● Direction:
Your task is to locate every line holding the string "boat" and to copy each of them.
--- START OF Data shown ---
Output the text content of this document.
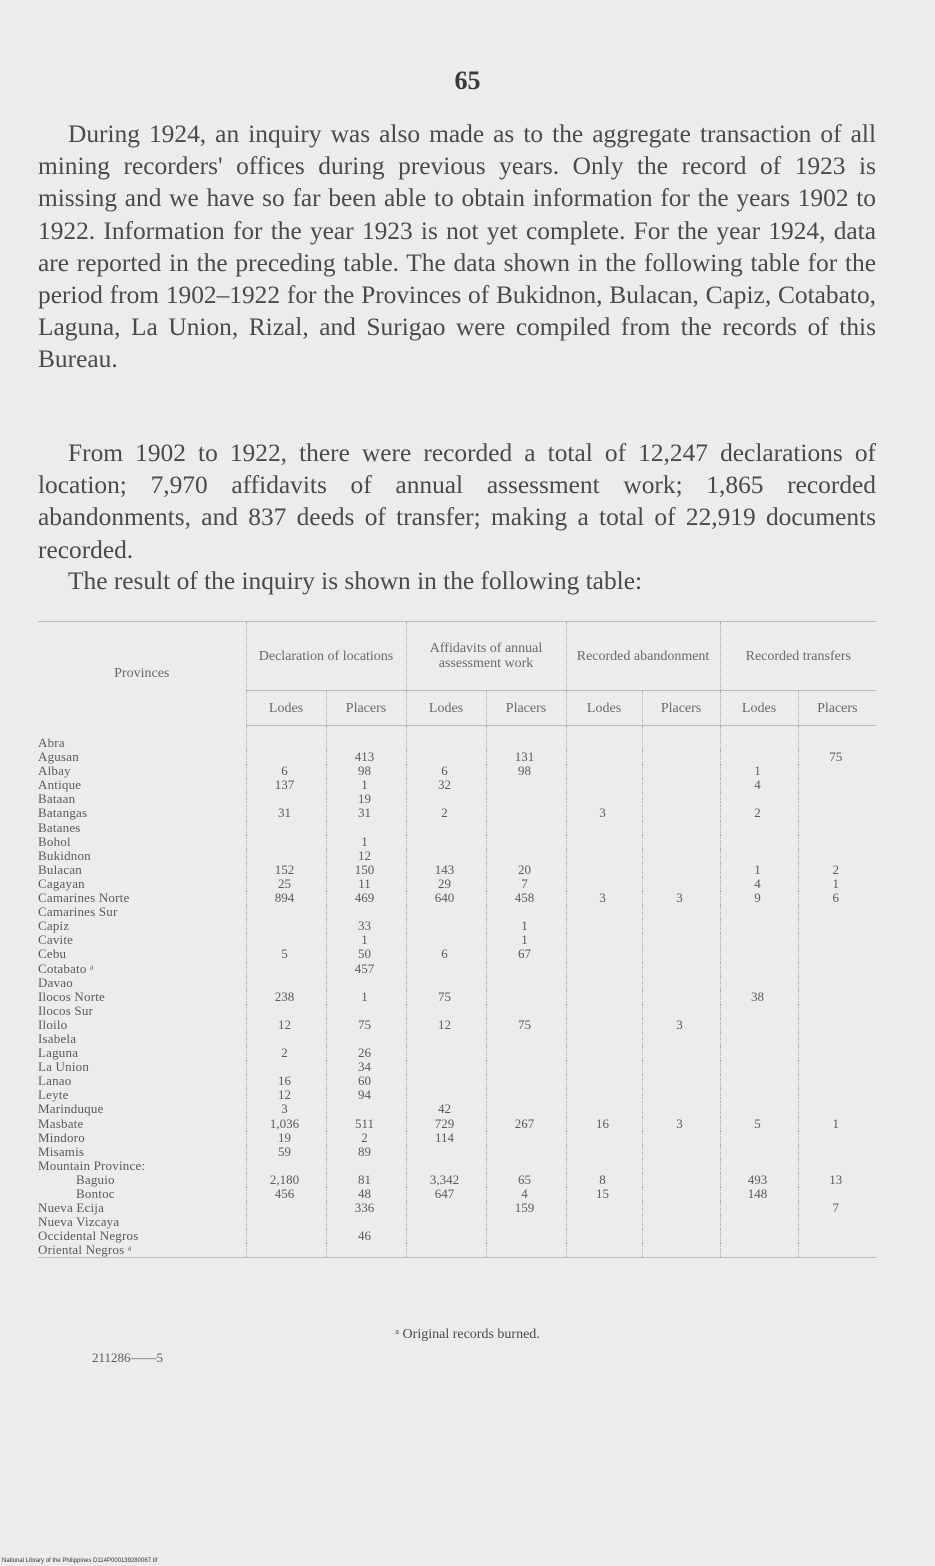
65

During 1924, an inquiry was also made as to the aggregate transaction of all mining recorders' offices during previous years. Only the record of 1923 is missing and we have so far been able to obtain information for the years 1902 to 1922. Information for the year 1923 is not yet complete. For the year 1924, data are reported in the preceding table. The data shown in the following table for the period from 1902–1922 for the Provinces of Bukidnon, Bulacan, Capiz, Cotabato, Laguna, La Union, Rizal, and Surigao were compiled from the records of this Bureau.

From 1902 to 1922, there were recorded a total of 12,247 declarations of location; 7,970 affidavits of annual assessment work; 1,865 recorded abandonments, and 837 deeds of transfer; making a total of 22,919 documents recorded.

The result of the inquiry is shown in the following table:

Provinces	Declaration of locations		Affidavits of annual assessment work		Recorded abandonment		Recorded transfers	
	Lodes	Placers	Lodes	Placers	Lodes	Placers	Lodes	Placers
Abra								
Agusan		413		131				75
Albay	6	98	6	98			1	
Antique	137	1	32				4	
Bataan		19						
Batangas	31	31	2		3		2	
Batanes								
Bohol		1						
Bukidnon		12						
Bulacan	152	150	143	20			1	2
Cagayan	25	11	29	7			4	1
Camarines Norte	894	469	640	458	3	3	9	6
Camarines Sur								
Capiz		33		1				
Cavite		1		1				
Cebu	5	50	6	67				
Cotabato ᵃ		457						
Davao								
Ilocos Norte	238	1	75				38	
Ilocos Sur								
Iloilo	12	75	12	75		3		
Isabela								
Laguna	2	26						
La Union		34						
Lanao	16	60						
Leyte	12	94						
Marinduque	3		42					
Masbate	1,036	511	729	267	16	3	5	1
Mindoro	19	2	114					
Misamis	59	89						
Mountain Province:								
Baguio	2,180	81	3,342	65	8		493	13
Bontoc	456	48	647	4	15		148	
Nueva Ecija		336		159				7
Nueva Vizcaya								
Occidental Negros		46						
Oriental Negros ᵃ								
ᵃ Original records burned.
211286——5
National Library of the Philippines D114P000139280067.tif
--- END OF Data shown ---
--- START OF Data shown ---
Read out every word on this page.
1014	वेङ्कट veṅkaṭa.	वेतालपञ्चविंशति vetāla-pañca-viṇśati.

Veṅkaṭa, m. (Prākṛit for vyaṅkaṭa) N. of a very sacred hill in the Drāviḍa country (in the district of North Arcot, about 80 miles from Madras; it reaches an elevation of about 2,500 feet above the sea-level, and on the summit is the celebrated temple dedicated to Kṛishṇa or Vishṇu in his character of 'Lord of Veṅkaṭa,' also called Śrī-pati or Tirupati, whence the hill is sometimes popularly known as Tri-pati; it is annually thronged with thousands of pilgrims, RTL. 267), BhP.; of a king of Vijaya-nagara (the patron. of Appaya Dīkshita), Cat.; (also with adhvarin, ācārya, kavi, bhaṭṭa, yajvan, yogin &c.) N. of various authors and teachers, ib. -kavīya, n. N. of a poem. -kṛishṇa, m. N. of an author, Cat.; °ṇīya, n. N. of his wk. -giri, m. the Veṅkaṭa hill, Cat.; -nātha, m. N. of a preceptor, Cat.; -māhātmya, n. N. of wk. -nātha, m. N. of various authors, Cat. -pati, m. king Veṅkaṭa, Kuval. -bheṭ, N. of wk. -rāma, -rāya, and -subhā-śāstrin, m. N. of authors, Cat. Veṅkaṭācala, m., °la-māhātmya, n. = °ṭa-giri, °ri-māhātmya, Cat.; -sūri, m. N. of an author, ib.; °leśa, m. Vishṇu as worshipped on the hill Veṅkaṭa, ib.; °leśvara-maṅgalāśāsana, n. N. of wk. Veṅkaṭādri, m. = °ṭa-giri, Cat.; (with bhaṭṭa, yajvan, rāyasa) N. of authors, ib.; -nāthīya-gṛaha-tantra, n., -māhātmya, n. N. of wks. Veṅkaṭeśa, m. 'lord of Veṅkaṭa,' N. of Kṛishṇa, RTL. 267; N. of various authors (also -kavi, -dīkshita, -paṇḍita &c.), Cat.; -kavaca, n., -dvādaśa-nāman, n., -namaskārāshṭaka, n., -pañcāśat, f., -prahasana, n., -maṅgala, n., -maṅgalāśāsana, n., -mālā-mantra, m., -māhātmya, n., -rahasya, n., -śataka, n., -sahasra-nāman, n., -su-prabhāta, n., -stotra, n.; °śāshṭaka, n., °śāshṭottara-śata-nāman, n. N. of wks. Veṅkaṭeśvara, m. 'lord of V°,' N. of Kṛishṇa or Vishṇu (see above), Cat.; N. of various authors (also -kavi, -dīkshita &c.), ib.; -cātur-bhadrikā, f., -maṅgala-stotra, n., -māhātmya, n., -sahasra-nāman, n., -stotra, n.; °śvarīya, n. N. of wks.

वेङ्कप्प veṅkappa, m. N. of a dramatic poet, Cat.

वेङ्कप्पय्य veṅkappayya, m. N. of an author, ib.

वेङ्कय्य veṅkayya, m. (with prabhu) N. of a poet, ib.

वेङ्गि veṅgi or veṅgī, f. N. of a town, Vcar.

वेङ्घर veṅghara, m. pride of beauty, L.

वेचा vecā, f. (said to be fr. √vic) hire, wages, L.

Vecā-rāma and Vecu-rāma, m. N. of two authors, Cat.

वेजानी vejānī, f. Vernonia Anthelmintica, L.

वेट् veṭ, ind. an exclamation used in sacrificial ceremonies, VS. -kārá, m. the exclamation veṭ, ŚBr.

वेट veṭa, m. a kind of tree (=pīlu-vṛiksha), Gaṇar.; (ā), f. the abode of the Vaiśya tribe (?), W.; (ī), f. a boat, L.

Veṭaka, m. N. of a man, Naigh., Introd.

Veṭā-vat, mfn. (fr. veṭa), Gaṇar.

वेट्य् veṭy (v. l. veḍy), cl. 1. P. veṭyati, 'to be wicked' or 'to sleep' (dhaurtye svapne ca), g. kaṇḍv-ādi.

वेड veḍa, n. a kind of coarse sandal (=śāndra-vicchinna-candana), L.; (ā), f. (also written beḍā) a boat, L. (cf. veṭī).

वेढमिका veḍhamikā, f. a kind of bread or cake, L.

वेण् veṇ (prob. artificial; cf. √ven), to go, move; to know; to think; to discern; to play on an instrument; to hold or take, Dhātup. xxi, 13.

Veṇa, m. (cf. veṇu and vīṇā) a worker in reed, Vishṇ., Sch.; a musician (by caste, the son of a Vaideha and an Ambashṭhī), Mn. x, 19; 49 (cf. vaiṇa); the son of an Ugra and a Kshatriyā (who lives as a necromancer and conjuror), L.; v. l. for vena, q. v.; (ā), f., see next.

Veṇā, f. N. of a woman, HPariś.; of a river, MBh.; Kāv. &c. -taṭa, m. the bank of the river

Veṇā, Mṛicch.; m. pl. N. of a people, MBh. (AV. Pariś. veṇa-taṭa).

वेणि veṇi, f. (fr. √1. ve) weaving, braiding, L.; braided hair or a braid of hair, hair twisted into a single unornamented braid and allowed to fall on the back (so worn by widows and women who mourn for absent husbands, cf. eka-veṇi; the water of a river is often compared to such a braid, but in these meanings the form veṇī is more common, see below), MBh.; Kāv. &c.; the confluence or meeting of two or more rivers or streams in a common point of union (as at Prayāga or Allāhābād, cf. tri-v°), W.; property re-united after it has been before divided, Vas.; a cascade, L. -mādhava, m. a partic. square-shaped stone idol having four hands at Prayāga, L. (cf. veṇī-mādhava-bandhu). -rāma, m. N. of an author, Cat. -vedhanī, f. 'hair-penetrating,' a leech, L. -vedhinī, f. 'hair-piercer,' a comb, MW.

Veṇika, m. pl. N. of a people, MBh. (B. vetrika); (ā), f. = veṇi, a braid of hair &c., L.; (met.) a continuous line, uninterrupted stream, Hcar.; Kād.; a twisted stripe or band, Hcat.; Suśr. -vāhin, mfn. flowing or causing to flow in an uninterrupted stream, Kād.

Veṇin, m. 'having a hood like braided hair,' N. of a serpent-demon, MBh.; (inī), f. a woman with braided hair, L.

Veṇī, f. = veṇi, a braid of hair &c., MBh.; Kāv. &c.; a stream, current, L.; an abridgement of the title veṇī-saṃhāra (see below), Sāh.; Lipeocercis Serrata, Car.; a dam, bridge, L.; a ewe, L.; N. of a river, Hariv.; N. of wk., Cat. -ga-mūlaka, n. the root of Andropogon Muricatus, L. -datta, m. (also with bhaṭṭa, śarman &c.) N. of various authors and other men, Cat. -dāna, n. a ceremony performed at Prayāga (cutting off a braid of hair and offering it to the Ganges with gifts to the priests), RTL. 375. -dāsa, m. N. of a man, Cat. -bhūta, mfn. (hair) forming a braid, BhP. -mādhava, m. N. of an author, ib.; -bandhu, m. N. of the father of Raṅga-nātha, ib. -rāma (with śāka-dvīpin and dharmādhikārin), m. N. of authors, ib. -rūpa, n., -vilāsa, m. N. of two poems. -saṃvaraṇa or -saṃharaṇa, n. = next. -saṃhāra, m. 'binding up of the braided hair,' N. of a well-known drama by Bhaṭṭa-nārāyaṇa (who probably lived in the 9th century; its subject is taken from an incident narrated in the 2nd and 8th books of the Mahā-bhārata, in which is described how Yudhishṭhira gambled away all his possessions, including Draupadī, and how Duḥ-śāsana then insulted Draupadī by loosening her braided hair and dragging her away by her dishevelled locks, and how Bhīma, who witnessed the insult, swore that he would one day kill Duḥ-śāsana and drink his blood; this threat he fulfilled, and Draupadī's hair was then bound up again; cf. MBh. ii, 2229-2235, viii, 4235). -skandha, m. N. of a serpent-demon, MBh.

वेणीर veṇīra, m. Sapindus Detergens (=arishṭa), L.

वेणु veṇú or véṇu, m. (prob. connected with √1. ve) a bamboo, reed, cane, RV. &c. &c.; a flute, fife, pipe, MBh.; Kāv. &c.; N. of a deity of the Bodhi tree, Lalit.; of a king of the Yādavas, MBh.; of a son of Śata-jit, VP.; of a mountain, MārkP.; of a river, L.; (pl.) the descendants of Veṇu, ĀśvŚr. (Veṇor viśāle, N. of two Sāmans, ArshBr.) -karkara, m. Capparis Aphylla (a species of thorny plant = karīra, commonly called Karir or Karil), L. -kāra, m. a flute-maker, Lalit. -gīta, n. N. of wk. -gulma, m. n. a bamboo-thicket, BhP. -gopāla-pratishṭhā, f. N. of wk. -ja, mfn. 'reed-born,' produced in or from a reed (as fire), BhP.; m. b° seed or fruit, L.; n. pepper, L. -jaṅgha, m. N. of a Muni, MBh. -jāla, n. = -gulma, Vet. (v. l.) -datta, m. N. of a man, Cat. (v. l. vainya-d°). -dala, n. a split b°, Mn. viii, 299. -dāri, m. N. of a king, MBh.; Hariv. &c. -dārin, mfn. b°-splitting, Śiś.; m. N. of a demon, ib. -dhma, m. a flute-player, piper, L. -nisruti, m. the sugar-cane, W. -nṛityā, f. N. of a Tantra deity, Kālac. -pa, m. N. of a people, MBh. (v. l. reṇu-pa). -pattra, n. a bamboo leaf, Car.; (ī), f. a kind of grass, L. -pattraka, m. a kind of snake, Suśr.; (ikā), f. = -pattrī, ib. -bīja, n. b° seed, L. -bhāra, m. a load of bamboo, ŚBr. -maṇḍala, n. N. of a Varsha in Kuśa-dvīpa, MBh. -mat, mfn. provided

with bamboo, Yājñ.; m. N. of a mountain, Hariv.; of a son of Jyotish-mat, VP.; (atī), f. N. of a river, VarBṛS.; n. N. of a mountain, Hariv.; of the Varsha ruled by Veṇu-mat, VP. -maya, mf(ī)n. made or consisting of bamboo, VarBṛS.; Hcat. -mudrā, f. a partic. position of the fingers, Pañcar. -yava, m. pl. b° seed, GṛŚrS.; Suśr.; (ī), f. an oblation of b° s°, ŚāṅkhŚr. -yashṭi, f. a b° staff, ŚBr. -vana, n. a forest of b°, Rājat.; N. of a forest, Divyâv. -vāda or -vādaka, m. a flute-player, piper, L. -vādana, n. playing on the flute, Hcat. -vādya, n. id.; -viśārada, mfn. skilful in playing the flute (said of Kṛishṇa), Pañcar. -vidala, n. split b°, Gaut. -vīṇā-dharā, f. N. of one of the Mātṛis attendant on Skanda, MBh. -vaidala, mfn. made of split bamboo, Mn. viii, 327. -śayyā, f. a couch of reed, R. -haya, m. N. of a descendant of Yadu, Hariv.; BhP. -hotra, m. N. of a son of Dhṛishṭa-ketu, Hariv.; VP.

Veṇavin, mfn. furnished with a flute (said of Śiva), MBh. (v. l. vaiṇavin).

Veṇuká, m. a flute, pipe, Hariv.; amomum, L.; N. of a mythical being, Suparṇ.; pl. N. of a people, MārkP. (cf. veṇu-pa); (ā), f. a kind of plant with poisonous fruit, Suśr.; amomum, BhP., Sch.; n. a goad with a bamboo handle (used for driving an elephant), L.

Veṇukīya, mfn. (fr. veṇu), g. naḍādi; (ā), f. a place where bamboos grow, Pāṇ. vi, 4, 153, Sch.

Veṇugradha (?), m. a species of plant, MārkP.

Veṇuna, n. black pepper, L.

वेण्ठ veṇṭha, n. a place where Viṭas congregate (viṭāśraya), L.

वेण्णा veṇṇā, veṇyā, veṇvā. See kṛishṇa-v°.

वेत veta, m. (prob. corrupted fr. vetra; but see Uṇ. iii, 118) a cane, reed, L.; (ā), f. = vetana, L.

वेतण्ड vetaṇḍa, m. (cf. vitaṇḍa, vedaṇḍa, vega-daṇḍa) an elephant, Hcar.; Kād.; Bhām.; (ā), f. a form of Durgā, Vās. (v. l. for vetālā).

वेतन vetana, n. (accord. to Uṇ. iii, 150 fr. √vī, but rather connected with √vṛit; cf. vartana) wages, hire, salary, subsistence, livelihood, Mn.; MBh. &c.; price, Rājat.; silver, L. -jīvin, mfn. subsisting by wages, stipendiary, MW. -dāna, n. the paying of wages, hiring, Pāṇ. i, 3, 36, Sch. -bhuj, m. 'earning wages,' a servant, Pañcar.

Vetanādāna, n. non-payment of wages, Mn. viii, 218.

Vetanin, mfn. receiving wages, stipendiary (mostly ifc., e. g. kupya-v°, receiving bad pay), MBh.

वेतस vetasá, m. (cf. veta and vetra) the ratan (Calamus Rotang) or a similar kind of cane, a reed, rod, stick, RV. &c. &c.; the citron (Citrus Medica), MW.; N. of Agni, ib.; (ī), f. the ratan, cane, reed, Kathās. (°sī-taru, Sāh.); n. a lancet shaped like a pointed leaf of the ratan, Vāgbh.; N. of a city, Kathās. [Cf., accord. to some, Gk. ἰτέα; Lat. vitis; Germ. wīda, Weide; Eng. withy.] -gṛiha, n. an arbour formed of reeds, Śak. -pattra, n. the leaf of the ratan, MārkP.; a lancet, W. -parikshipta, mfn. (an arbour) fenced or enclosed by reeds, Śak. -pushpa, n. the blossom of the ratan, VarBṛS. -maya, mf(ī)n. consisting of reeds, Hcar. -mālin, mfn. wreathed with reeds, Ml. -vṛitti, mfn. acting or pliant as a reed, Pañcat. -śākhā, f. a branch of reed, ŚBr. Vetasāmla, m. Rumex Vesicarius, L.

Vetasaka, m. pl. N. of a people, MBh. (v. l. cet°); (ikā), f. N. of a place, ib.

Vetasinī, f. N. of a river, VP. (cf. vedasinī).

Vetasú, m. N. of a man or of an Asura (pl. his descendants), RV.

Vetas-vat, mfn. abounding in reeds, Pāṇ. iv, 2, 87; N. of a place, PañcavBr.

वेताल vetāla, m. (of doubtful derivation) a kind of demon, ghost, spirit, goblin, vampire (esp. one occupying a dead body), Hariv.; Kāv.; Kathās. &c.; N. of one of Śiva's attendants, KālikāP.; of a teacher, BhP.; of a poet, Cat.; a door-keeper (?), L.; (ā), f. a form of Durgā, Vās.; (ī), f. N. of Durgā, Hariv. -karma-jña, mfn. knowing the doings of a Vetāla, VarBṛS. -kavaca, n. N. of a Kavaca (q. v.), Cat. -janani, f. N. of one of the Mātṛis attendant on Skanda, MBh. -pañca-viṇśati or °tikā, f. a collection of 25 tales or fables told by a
--- END OF Data shown ---
● Exercise answer:
वेट veṭa, m. a kind of tree (=pīlu-vṛiksha), Gaṇar.; (ā), f. the abode of the Vaiśya tribe (?), W.; (ī), f. a boat, L.
वेड veḍa, n. a kind of coarse sandal (=śāndra-vicchinna-candana), L.; (ā), f. (also written beḍā) a boat, L. (cf. veṭī).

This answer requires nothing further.